== Exercise prompt ==
Copy down every line where the string "snow" shows up.

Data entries
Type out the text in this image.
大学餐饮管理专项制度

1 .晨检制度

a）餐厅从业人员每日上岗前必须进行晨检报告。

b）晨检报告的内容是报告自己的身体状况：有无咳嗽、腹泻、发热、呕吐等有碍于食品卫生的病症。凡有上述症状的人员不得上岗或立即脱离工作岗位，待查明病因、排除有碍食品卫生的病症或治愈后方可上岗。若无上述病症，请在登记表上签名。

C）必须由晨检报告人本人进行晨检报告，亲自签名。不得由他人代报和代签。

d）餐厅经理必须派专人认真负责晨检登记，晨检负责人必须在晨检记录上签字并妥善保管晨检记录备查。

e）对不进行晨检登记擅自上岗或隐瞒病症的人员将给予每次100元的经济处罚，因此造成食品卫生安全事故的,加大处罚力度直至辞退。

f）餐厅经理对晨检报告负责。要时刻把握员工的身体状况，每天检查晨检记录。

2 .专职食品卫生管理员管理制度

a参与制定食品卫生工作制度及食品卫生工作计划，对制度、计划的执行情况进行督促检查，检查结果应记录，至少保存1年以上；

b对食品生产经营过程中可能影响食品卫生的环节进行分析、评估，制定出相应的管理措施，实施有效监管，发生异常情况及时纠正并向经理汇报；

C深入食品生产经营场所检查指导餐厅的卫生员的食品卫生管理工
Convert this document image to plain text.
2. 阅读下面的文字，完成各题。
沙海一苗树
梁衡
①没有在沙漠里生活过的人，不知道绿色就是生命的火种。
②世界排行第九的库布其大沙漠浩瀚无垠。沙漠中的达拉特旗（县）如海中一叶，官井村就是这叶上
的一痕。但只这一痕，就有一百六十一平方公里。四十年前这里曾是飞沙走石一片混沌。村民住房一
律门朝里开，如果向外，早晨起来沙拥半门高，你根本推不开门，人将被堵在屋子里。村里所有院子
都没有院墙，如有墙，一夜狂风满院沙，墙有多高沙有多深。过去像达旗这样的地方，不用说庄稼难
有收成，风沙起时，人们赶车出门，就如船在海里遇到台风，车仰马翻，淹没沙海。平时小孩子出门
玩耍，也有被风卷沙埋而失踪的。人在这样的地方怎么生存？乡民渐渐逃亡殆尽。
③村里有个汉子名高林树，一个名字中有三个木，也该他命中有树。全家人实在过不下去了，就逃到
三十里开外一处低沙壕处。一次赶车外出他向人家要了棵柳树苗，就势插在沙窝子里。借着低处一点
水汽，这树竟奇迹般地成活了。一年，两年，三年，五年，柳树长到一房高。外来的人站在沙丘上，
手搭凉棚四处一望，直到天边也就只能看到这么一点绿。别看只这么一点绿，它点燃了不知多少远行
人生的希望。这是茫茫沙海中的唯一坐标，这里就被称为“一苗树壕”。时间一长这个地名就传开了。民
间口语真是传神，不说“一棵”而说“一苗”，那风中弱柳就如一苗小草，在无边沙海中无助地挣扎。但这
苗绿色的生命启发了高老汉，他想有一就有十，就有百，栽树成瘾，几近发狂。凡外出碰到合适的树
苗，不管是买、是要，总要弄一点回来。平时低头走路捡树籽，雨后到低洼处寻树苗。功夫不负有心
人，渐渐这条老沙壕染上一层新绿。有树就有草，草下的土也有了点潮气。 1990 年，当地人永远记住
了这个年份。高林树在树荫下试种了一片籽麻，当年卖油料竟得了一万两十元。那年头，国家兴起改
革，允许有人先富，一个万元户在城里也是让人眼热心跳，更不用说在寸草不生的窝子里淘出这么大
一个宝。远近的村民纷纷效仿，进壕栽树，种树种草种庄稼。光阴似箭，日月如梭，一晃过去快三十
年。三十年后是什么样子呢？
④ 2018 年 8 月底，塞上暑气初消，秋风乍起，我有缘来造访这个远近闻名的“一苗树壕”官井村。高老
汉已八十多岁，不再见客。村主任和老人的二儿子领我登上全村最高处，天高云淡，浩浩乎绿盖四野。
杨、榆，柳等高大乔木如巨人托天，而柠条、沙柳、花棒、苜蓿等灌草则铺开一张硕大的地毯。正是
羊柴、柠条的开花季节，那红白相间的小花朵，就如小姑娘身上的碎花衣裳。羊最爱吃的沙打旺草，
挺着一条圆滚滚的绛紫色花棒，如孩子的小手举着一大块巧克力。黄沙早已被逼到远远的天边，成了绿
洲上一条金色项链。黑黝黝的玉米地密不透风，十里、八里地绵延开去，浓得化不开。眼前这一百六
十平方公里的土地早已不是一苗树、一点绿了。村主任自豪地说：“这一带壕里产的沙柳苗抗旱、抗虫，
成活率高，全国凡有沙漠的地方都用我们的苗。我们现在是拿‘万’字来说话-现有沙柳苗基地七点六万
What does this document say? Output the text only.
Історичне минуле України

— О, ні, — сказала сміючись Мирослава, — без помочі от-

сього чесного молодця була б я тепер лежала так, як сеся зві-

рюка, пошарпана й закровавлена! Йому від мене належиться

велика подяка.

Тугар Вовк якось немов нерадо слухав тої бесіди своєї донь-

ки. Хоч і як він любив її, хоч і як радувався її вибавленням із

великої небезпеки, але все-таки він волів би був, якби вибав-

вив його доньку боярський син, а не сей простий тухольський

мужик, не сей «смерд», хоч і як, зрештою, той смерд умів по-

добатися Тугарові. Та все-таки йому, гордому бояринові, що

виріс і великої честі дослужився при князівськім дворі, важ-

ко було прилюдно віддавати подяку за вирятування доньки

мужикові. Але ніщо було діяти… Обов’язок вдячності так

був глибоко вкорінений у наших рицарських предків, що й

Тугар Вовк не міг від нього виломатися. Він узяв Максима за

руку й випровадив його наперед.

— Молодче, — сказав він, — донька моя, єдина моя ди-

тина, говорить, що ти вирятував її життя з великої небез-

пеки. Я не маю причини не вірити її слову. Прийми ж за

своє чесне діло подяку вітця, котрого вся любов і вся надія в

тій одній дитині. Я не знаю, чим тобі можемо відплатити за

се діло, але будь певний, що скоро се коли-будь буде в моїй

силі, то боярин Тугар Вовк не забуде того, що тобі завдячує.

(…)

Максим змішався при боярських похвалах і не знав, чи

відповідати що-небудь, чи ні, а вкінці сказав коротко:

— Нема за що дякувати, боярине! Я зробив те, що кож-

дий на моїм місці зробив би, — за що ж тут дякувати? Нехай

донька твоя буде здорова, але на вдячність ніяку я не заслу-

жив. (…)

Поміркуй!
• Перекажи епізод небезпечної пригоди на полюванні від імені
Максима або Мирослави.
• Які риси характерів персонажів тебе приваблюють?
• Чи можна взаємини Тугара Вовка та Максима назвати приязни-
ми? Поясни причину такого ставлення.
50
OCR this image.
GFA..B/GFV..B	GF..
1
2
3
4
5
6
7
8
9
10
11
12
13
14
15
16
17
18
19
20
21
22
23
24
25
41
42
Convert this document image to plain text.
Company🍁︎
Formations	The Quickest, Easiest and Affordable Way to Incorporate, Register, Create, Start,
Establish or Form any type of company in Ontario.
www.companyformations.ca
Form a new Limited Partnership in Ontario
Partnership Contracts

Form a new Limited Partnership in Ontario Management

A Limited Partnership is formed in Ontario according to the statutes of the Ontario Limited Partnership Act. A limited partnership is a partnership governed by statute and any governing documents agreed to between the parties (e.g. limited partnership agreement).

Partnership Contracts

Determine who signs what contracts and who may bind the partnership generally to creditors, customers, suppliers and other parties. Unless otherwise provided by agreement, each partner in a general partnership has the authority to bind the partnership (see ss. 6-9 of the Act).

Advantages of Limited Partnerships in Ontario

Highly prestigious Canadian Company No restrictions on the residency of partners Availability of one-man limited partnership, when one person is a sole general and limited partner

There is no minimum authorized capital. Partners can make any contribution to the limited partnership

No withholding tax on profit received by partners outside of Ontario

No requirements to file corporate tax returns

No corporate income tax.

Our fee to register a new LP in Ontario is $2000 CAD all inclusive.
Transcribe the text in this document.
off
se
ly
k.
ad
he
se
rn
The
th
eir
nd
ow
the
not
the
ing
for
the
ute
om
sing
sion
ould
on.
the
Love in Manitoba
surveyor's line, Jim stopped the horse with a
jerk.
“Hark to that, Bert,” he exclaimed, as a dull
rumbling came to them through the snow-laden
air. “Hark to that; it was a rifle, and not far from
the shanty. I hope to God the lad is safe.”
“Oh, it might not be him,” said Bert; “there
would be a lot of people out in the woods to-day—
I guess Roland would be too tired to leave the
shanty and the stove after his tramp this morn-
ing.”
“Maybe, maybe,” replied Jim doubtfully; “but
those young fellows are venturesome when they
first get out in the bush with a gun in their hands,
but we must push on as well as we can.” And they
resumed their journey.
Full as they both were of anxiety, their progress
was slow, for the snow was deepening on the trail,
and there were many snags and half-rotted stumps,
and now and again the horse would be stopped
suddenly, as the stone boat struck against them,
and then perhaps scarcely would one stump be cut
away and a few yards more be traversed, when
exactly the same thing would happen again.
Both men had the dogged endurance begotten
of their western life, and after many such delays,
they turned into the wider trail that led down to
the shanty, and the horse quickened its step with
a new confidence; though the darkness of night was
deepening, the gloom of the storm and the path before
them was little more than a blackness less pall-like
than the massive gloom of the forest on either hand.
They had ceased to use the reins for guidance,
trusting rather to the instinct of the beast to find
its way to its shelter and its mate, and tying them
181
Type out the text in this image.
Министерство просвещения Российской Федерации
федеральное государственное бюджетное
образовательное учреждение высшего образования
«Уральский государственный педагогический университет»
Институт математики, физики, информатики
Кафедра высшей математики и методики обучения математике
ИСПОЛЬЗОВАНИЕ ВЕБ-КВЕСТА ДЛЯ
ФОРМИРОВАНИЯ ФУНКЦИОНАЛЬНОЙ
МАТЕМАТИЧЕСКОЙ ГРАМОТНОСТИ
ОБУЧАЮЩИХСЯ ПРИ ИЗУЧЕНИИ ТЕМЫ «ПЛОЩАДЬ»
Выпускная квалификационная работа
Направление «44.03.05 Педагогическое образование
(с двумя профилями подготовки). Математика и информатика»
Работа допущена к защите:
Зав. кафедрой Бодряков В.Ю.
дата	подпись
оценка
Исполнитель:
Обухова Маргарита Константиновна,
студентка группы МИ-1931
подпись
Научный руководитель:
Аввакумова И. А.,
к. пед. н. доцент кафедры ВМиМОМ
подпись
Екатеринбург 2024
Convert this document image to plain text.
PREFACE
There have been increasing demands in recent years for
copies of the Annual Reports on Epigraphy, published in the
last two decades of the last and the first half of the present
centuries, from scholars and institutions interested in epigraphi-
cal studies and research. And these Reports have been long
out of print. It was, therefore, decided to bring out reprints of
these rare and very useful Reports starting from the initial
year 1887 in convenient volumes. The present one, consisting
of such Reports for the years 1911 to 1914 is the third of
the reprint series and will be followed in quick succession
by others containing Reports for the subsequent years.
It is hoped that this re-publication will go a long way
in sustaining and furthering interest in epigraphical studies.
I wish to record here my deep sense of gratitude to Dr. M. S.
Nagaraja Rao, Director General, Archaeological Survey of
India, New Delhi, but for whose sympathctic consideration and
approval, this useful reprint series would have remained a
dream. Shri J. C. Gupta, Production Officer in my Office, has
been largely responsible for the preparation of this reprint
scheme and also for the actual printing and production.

== Correct result ==
rumbling came to them through the snow-laden
was slow, for the snow was deepening on the trail,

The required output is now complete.